Lines before the one containing "Extract all the data from this chart as JSON." are excluded. Repeat that line and every line after it, exactly.

[start]

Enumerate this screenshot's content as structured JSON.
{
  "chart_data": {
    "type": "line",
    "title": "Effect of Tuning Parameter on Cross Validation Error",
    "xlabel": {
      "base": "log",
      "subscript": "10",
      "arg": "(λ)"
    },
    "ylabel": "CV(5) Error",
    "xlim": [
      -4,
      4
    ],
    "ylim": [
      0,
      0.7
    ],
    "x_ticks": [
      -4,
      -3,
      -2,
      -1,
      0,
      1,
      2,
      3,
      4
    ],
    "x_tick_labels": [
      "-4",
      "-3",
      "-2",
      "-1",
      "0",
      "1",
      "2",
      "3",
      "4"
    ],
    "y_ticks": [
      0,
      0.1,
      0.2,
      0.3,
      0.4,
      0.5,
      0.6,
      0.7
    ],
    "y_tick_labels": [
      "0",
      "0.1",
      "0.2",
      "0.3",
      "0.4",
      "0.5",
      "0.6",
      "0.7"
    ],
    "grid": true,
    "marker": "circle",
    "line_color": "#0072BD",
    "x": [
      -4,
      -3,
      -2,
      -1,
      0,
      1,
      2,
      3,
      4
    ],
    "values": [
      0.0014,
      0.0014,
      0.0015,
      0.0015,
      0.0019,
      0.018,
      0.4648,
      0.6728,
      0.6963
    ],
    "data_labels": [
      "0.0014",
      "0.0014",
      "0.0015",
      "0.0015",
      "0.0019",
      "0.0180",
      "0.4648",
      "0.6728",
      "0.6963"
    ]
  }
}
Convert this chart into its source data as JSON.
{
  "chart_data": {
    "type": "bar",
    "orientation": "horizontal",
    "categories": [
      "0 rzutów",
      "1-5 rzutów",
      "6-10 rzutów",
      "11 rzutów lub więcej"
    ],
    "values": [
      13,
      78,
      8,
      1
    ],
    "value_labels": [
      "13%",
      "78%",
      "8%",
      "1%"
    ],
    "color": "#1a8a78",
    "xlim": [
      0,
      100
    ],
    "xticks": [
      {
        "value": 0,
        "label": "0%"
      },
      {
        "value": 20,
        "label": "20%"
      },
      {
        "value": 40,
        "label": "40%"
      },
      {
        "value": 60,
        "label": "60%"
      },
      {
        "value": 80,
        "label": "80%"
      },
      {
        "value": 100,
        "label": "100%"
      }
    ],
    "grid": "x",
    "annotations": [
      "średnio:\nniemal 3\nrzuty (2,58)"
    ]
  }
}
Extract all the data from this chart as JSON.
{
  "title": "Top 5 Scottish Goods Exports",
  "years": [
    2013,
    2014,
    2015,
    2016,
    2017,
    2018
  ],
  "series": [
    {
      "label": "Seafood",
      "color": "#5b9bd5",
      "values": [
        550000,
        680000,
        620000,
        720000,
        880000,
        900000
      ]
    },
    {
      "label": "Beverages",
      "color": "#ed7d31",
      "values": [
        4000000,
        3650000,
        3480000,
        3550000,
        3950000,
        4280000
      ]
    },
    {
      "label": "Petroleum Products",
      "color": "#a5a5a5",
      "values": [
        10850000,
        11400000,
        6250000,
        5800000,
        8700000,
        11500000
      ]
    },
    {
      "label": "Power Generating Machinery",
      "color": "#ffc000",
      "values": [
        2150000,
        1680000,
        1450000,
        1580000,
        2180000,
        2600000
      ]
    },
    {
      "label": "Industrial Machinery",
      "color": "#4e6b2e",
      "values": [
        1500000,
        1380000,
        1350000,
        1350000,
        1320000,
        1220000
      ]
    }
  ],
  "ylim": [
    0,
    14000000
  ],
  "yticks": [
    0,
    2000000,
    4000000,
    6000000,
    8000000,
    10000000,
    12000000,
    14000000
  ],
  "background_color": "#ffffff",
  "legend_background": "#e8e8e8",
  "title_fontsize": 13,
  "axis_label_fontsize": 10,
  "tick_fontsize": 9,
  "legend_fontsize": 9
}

[end]

▶ FINISHED TASK
Extract all the data from this chart as JSON.
{
  "title": "Top 5 Scottish Goods Exports",
  "years": [
    2013,
    2014,
    2015,
    2016,
    2017,
    2018
  ],
  "series": [
    {
      "label": "Seafood",
      "color": "#5b9bd5",
      "values": [
        550000,
        680000,
        620000,
        720000,
        880000,
        900000
      ]
    },
    {
      "label": "Beverages",
      "color": "#ed7d31",
      "values": [
        4000000,
        3650000,
        3480000,
        3550000,
        3950000,
        4280000
      ]
    },
    {
      "label": "Petroleum Products",
      "color": "#a5a5a5",
      "values": [
        10850000,
        11400000,
        6250000,
        5800000,
        8700000,
        11500000
      ]
    },
    {
      "label": "Power Generating Machinery",
      "color": "#ffc000",
      "values": [
        2150000,
        1680000,
        1450000,
        1580000,
        2180000,
        2600000
      ]
    },
    {
      "label": "Industrial Machinery",
      "color": "#4e6b2e",
      "values": [
        1500000,
        1380000,
        1350000,
        1350000,
        1320000,
        1220000
      ]
    }
  ],
  "ylim": [
    0,
    14000000
  ],
  "yticks": [
    0,
    2000000,
    4000000,
    6000000,
    8000000,
    10000000,
    12000000,
    14000000
  ],
  "background_color": "#ffffff",
  "legend_background": "#e8e8e8",
  "title_fontsize": 13,
  "axis_label_fontsize": 10,
  "tick_fontsize": 9,
  "legend_fontsize": 9
}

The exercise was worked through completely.